Task statement –
Reproduce all of the data below without alteration; exclude every picture.
------ Input material ------
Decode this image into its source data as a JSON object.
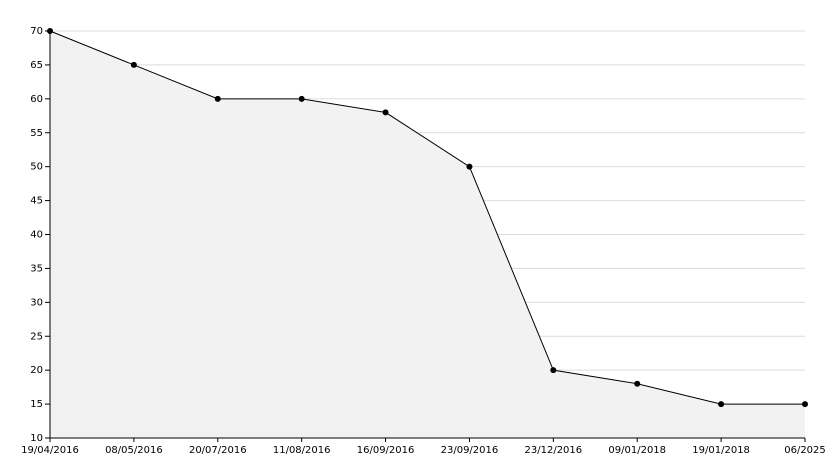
{
  "chart_data": {
    "type": "area",
    "categories": [
      "19/04/2016",
      "08/05/2016",
      "20/07/2016",
      "11/08/2016",
      "16/09/2016",
      "23/09/2016",
      "23/12/2016",
      "09/01/2018",
      "19/01/2018",
      "06/2025"
    ],
    "values": [
      70,
      65,
      60,
      60,
      58,
      50,
      20,
      18,
      15,
      15
    ],
    "color": "#000000",
    "fill": "#f2f2f2",
    "ylim": [
      10,
      70
    ],
    "yticks": [
      10,
      15,
      20,
      25,
      30,
      35,
      40,
      45,
      50,
      55,
      60,
      65,
      70
    ],
    "grid": true
  }
}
------
Answer to the problem –
Decode this image into its source data as a JSON object.
{
  "chart_data": {
    "type": "area",
    "categories": [
      "19/04/2016",
      "08/05/2016",
      "20/07/2016",
      "11/08/2016",
      "16/09/2016",
      "23/09/2016",
      "23/12/2016",
      "09/01/2018",
      "19/01/2018",
      "06/2025"
    ],
    "values": [
      70,
      65,
      60,
      60,
      58,
      50,
      20,
      18,
      15,
      15
    ],
    "color": "#000000",
    "fill": "#f2f2f2",
    "ylim": [
      10,
      70
    ],
    "yticks": [
      10,
      15,
      20,
      25,
      30,
      35,
      40,
      45,
      50,
      55,
      60,
      65,
      70
    ],
    "grid": true
  }
}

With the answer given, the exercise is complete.